__Passage to read__
# What are the rarest of the rarest piranhas in the trade?



## Rice & Beanz (Oct 30, 2006)

What are the rarest of the rarest piranhas in the trade? Pristobrycon Maculipinnis is one....what else? Gibbus? Neveriensis? altispinis?


----------



## taylorhedrich (Mar 2, 2005)

Serrasalmus hastatus :nod:


----------



## 2PiRaNhA~2FuRrY (Nov 1, 2005)

I would say Serrasalmus hastatus ...the body shape look a lot like Serra. Geryi but hastatus doesn't have the black stripe across the head like Geryi do. IMO

Edite!....Taylor beat me to it,


----------



## MONGO  (Feb 7, 2006)

How much do you think the Hastatus would go for?


----------



## 2PiRaNhA~2FuRrY (Nov 1, 2005)

RockinTimbz said:


> How much do you think the Hastatus would go for?


Prob..the same as Geryi or a bit more!...just guessing


----------



## MONGO  (Feb 7, 2006)

Wow I better sell mine fast.


----------



## Coldfire (Aug 20, 2003)

I have never seen a Serrasalmus hastatus for sell, but I have seen a Pristobrycon Maculipinnis which ran either $400 or $500 for a 4"-5" fish.


----------



## CorGravey (Feb 13, 2007)

Coldfire said:


> I have never seen a Serrasalmus hastatus for sell, but I have seen a Pristobrycon Maculipinnis which ran either $400 or $500 for a 4"-5" fish.


Wow pricey but i bet worth every penny to a true piranha hobbyist/fan


----------



## C0Rey (Jan 7, 2006)

p. calmoni


----------



## taylorhedrich (Mar 2, 2005)

2PiRaNhA~2FuRrY said:


> How much do you think the Hastatus would go for?


Prob..the same as Geryi or a bit more!...just guessing








[/quote]
Really? Personally I think they would go for a LOT more than S. geryi, since many geryi are in the aquarium trade (considering how many hastatus there are=none that I've ever seen).
~Taylor~


----------



## itstheiceman (Oct 5, 2006)

Coldfire said:


> I have never seen a Serrasalmus hastatus for sell, but I have seen a Pristobrycon Maculipinnis which ran either $400 or $500 for a 4"-5" fish.


same, never seen a hastatus, at my fish store there is Maculipinnis going for 500$....insanely beautiful fish if you ask me


----------



## freebie614 (Apr 17, 2006)

Whipple.


----------



## taylorhedrich (Mar 2, 2005)

freebie614 said:


> Whipple.


You mean wimple?:laugh:


----------



## AKSkirmish (Jun 24, 2005)

LOL-My horned gold mac-


----------



## hastatus (Jan 16, 2003)

To me, the rarest piranha in the trade is the one you can't afford to buy.

__Requirement a__
In the entries below, turn the lines starting at the one containing "result-label: Photo to" and ending at the one containing "close-icon[interactable] bbox=[985, 947, 1007, 969]" into a JSON list of strings, one string per line, with blank lines left out.

__Entries supplied__
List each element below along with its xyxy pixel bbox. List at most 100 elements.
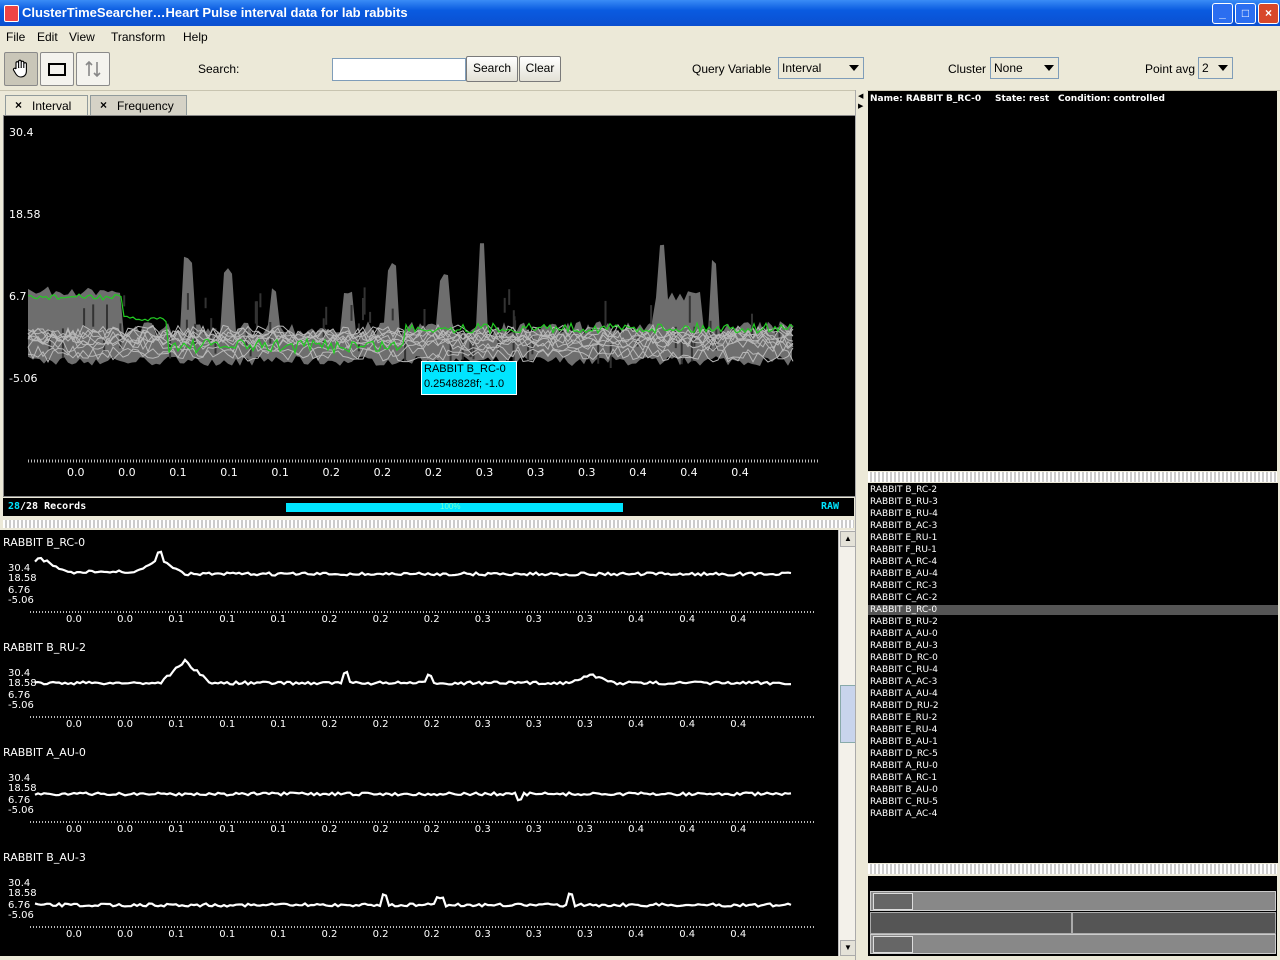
small-y-tick-label: -5.06 [8,595,34,606]
main-chart-panel[interactable]: 30.4 18.58 6.7 -5.06 0.0 0.0 0.1 0.1 0.1 0.2 0.2 0… [3,115,856,497]
record-list-item[interactable]: RABBIT A_AC-3 [870,677,937,687]
record-list-item[interactable]: RABBIT E_RU-2 [870,713,937,723]
tooltip-value: 0.2548828f; -1.0 [424,378,505,390]
bottom-slider-handle[interactable] [873,936,913,953]
bottom-range-slider[interactable] [870,934,1276,954]
minimize-button[interactable]: _ [1212,3,1233,24]
menu-edit[interactable]: Edit [37,30,58,44]
small-charts-scrollbar[interactable]: ▲ ▼ [838,530,856,956]
time-range-divider[interactable] [1071,913,1073,933]
record-list-item[interactable]: RABBIT B_AU-3 [870,641,938,651]
detail-name: Name: RABBIT B_RC-0 [870,94,982,104]
small-x-tick-label: 0.0 [117,719,133,730]
record-list-item[interactable]: RABBIT D_RU-2 [870,701,939,711]
tooltip-name: RABBIT B_RC-0 [424,363,506,375]
small-x-tick-label: 0.0 [117,614,133,625]
menu-transform[interactable]: Transform [111,30,165,44]
small-chart[interactable]: RABBIT A_AU-030.418.586.76-5.060.0 0.0 0.1… [3,746,815,835]
detail-panel: Name: RABBIT B_RC-0 State: rest Conditio… [868,91,1277,471]
small-x-tick-label: 0.4 [679,929,695,940]
record-list-item[interactable]: RABBIT A_AC-4 [870,809,937,819]
menu-bar: File Edit View Transform Help [0,27,1280,48]
chevron-down-icon [1044,65,1054,71]
menu-view[interactable]: View [69,30,95,44]
record-list-item[interactable]: RABBIT D_RC-5 [870,749,938,759]
small-x-tick-label: 0.0 [117,929,133,940]
record-list-item[interactable]: RABBIT C_RU-5 [870,797,938,807]
small-chart[interactable]: RABBIT B_AU-330.418.586.76-5.060.0 0.0 0.1… [3,851,815,940]
cluster-select[interactable]: None [990,57,1059,79]
record-list-item[interactable]: RABBIT B_AU-0 [870,785,938,795]
scroll-down-icon[interactable]: ▼ [840,940,856,956]
rectangle-icon [48,63,66,76]
small-charts[interactable]: RABBIT B_RC-030.418.586.76-5.060.0 0.0 0.1… [0,530,838,956]
small-charts-panel[interactable]: RABBIT B_RC-0 30.4 18.58 6.76 -5.06 0.0 0.0 0.1… [0,530,838,956]
main-chart[interactable]: 30.4 18.58 6.7 -5.06 0.0 0.0 0.1 0.1 0.1 0.2 0.2 0… [4,116,855,496]
record-list-item[interactable]: RABBIT C_RU-4 [870,665,938,675]
search-label: Search: [198,62,240,76]
record-list-item[interactable]: RABBIT B_RU-2 [870,617,938,627]
maximize-button[interactable]: □ [1235,3,1256,24]
right-splitter-top[interactable] [868,472,1277,482]
record-list-item[interactable]: RABBIT E_RU-1 [870,533,937,543]
sort-tool-button[interactable] [76,52,110,86]
tab-frequency[interactable]: × Frequency [90,95,187,115]
scroll-thumb[interactable] [840,685,856,743]
scroll-up-icon[interactable]: ▲ [840,531,856,547]
record-list-item[interactable]: RABBIT B_RU-3 [870,497,938,507]
point-avg-select[interactable]: 2 [1198,57,1233,79]
close-tab-icon[interactable]: × [15,98,22,112]
tab-interval[interactable]: × Interval [5,95,88,116]
detail-state: State: rest [995,94,1050,104]
splitter-left-arrow-icon[interactable]: ◀ [858,92,863,100]
pan-tool-button[interactable] [4,52,38,86]
progress-bar: 100% [286,502,623,512]
search-button[interactable]: Search [466,56,518,82]
small-x-tick-label: 0.4 [730,719,746,730]
small-x-tick-label: 0.0 [117,824,133,835]
top-range-slider[interactable] [870,891,1276,911]
clear-button[interactable]: Clear [519,56,561,82]
record-list-item[interactable]: RABBIT A_AU-0 [870,629,938,639]
record-list-item[interactable]: RABBIT A_RC-4 [870,557,937,567]
record-list[interactable]: RABBIT B_RC-2 RABBIT B_RU-3 RABBIT B_RU-4 R… [868,483,1278,863]
small-y-tick-label: 18.58 [8,573,37,584]
right-splitter-bottom[interactable] [868,864,1277,874]
query-variable-select[interactable]: Interval [778,57,864,79]
title-bar[interactable]: ClusterTimeSearcher…Heart Pulse interval… [0,0,1280,26]
record-list-item[interactable]: RABBIT B_AU-4 [870,569,938,579]
record-list-item[interactable]: RABBIT B_AU-1 [870,737,938,747]
small-y-tick-label: -5.06 [8,910,34,921]
splitter-right-arrow-icon[interactable]: ▶ [858,102,863,110]
record-count: 28 [8,501,21,512]
rectangle-tool-button[interactable] [40,52,74,86]
small-x-tick-label: 0.0 [66,719,82,730]
hand-icon [12,59,27,78]
top-slider-handle[interactable] [873,893,913,910]
vertical-splitter[interactable]: ◀ ▶ [855,90,867,960]
menu-file[interactable]: File [6,30,25,44]
record-list-item[interactable]: RABBIT C_RC-3 [870,581,937,591]
record-list-item[interactable]: RABBIT B_AC-3 [870,521,937,531]
small-chart[interactable]: RABBIT B_RC-030.418.586.76-5.060.0 0.0 0.1… [3,536,815,625]
record-list-item[interactable]: RABBIT A_RU-0 [870,761,938,771]
record-list-item[interactable]: RABBIT B_RU-4 [870,509,938,519]
horizontal-splitter[interactable] [3,520,854,528]
close-tab-icon[interactable]: × [100,98,107,112]
small-x-tick-label: 0.2 [373,719,389,730]
small-x-tick-label: 0.0 [66,929,82,940]
record-list-item[interactable]: RABBIT B_RC-2 [870,485,937,495]
small-x-tick-label: 0.3 [526,929,542,940]
record-list-item[interactable]: RABBIT D_RC-0 [870,653,938,663]
small-chart[interactable]: RABBIT B_RU-230.418.586.76-5.060.0 0.0 0.1… [3,641,815,730]
record-list-item[interactable]: RABBIT B_RC-0 [868,605,1278,615]
record-list-item[interactable]: RABBIT F_RU-1 [870,545,937,555]
record-list-item[interactable]: RABBIT E_RU-4 [870,725,937,735]
menu-help[interactable]: Help [183,30,208,44]
time-range-track[interactable] [870,912,1276,934]
search-input[interactable] [332,58,466,81]
close-button[interactable]: × [1258,3,1279,24]
record-list-item[interactable]: RABBIT A_RC-1 [870,773,937,783]
record-list-item[interactable]: RABBIT A_AU-4 [870,689,938,699]
record-list-item[interactable]: RABBIT C_AC-2 [870,593,937,603]
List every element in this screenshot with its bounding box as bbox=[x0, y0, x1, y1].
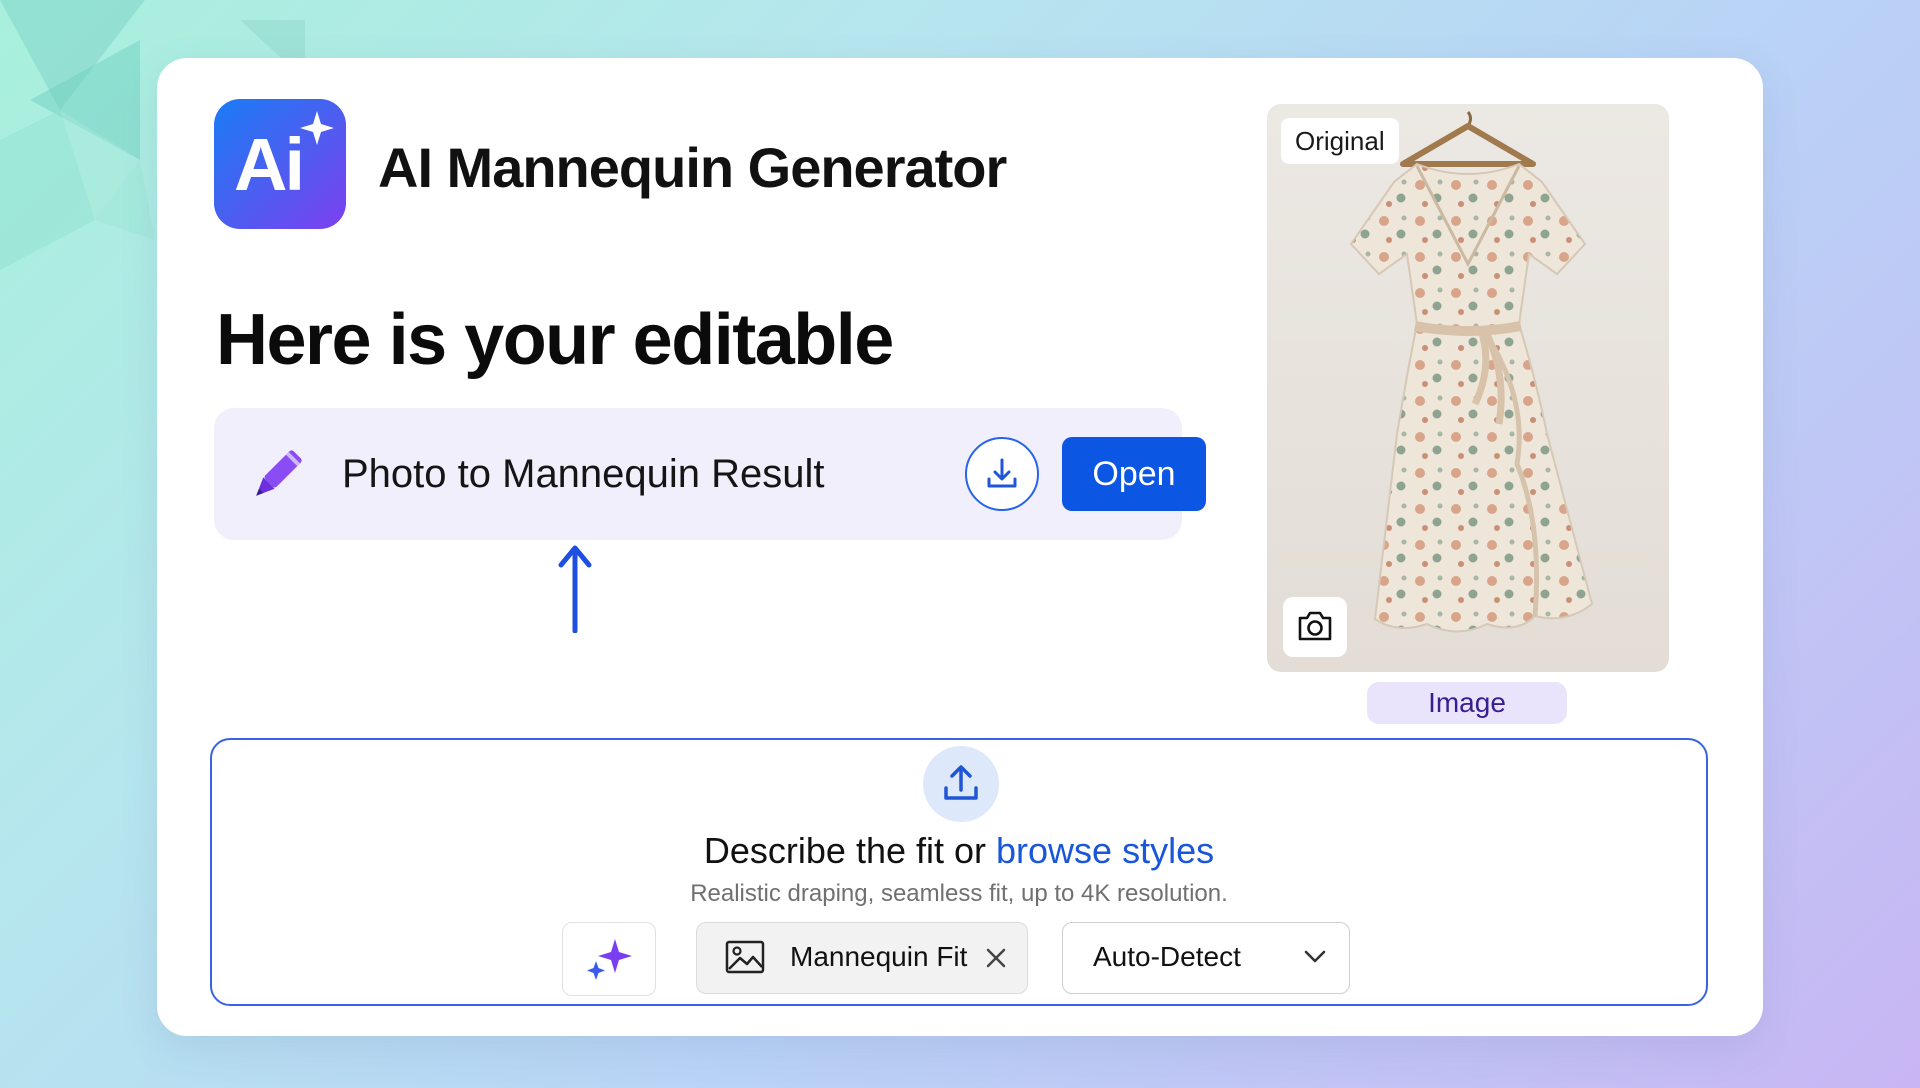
result-label: Photo to Mannequin Result bbox=[342, 452, 825, 496]
auto-detect-dropdown[interactable]: Auto-Detect bbox=[1062, 922, 1350, 994]
original-tag: Original bbox=[1281, 118, 1399, 164]
dress-image bbox=[1349, 111, 1594, 633]
original-image-preview[interactable]: Original bbox=[1267, 104, 1669, 672]
download-button[interactable] bbox=[965, 437, 1039, 511]
upload-dropzone[interactable]: Describe the fit or browse styles Realist… bbox=[210, 738, 1708, 1006]
open-button[interactable]: Open bbox=[1062, 437, 1206, 511]
camera-button[interactable] bbox=[1283, 597, 1347, 657]
image-icon bbox=[725, 940, 765, 974]
app-logo: Ai bbox=[214, 99, 346, 229]
dropdown-value: Auto-Detect bbox=[1093, 941, 1241, 972]
logo-text: Ai bbox=[234, 123, 305, 206]
describe-text: Describe the fit or bbox=[703, 830, 987, 871]
main-card: Ai AI Mannequin Generator Here is your e… bbox=[157, 58, 1763, 1036]
chip-label: Mannequin Fit bbox=[790, 941, 968, 972]
app-title: AI Mannequin Generator bbox=[378, 136, 1007, 199]
upload-button[interactable] bbox=[923, 746, 999, 822]
sparkle-icon bbox=[300, 111, 334, 145]
result-bar: Photo to Mannequin Result Open bbox=[214, 408, 1206, 540]
chevron-down-icon bbox=[1304, 950, 1326, 963]
image-caption: Image bbox=[1367, 682, 1567, 724]
arrow-up-icon bbox=[558, 545, 592, 633]
describe-line: Describe the fit or browse styles bbox=[212, 828, 1706, 874]
upload-icon bbox=[944, 765, 978, 800]
sparkle-icon bbox=[587, 939, 632, 980]
pencil-icon[interactable] bbox=[244, 444, 308, 508]
browse-styles-link[interactable]: browse styles bbox=[996, 830, 1214, 871]
close-icon[interactable] bbox=[985, 947, 1007, 969]
mannequin-fit-chip[interactable]: Mannequin Fit bbox=[696, 922, 1028, 994]
page-headline: Here is your editable bbox=[216, 300, 894, 380]
upload-subtext: Realistic draping, seamless fit, up to 4… bbox=[690, 880, 1228, 907]
camera-icon bbox=[1298, 611, 1332, 641]
download-icon bbox=[987, 458, 1017, 488]
magic-button[interactable] bbox=[562, 922, 656, 996]
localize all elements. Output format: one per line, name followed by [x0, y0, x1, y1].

__Requirement b__
From the piranha thread, copy the passage starting at "same, never seen" and ending at "(Apr 17, 2006)" word for word.

__Problem solution a__
[
  "result-label: Photo to Mannequin Result bbox=[342, 452, 825, 496]",
  "auto-detect-dropdown[interactable]: Auto-Detect bbox=[1062, 922, 1350, 994]",
  "original-tag: Original bbox=[1281, 118, 1399, 164]",
  "dress-image bbox=[1349, 111, 1594, 633]",
  "original-image-preview[interactable]: Original bbox=[1267, 104, 1669, 672]",
  "download-button[interactable] bbox=[965, 437, 1039, 511]",
  "upload-dropzone[interactable]: Describe the fit or browse styles Realist… bbox=[210, 738, 1708, 1006]",
  "open-button[interactable]: Open bbox=[1062, 437, 1206, 511]",
  "camera-button[interactable] bbox=[1283, 597, 1347, 657]",
  "image-icon bbox=[725, 940, 765, 974]",
  "app-logo: Ai bbox=[214, 99, 346, 229]",
  "dropdown-value: Auto-Detect bbox=[1093, 941, 1241, 972]",
  "logo-text: Ai bbox=[234, 123, 305, 206]",
  "describe-text: Describe the fit or bbox=[703, 830, 987, 871]",
  "main-card: Ai AI Mannequin Generator Here is your e… bbox=[157, 58, 1763, 1036]",
  "chip-label: Mannequin Fit bbox=[790, 941, 968, 972]",
  "app-title: AI Mannequin Generator bbox=[378, 136, 1007, 199]",
  "upload-button[interactable] bbox=[923, 746, 999, 822]",
  "sparkle-icon bbox=[300, 111, 334, 145]",
  "result-bar: Photo to Mannequin Result Open bbox=[214, 408, 1206, 540]",
  "chevron-down-icon bbox=[1304, 950, 1326, 963]",
  "image-caption: Image bbox=[1367, 682, 1567, 724]",
  "arrow-up-icon bbox=[558, 545, 592, 633]",
  "describe-line: Describe the fit or browse styles bbox=[212, 828, 1706, 874]",
  "upload-icon bbox=[944, 765, 978, 800]",
  "sparkle-icon bbox=[587, 939, 632, 980]",
  "pencil-icon[interactable] bbox=[244, 444, 308, 508]",
  "browse-styles-link[interactable]: browse styles bbox=[996, 830, 1214, 871]",
  "close-icon[interactable] bbox=[985, 947, 1007, 969]"
]

__Problem solution b__
same, never seen a hastatus, at my fish store there is Maculipinnis going for 500$....insanely beautiful fish if you ask me


----------



## freebie614 (Apr 17, 2006)